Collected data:
* * *
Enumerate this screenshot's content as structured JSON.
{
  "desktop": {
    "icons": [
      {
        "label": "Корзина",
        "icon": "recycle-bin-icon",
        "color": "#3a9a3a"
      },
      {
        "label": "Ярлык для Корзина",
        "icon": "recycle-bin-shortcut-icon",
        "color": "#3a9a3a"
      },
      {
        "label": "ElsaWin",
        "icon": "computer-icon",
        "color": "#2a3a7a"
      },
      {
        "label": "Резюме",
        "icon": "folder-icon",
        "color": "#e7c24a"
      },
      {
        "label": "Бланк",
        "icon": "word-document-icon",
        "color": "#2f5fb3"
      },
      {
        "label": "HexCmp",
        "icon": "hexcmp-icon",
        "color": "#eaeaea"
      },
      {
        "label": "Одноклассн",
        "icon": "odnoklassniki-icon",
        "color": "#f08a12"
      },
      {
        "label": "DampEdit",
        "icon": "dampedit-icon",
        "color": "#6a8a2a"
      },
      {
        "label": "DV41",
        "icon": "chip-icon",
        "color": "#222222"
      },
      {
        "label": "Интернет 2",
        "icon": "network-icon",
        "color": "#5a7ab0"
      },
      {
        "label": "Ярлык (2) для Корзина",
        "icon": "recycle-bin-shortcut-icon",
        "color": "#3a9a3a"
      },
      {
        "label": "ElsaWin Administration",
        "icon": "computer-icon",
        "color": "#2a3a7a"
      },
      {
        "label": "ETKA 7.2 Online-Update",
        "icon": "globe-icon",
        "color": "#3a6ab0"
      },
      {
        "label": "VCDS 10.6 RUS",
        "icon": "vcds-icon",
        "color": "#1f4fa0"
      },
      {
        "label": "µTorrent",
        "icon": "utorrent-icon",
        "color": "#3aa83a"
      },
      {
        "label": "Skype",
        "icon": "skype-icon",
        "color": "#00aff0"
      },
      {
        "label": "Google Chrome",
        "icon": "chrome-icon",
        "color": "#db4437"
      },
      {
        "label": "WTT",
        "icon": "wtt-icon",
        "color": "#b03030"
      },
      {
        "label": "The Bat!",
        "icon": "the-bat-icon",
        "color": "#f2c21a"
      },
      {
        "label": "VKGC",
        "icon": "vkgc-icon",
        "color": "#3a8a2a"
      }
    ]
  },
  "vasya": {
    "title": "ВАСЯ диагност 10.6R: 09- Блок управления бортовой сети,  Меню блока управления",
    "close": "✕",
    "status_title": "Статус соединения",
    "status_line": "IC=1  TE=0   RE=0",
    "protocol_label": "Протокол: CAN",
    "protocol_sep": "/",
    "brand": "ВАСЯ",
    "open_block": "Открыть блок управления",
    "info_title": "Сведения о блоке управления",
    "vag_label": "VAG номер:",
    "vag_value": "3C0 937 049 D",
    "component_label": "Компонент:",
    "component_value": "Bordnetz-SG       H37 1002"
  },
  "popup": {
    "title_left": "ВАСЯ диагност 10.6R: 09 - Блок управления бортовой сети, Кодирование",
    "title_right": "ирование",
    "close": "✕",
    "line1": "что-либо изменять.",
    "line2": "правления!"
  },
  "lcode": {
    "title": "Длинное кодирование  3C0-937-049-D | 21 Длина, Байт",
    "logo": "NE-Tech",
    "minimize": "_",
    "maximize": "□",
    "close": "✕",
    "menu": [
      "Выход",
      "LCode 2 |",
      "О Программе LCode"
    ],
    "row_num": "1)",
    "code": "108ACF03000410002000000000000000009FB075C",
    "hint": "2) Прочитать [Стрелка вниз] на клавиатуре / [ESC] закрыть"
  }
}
* * *
• _INSTRUCTIONS FOR THE TASK_
All lines above containing the string "ВАСЯ" are to be collected.

• _THE REPLY_
    "title": "ВАСЯ диагност 10.6R: 09- Блок управления бортовой сети,  Меню блока управления",
    "brand": "ВАСЯ",
    "title_left": "ВАСЯ диагност 10.6R: 09 - Блок управления бортовой сети, Кодирование",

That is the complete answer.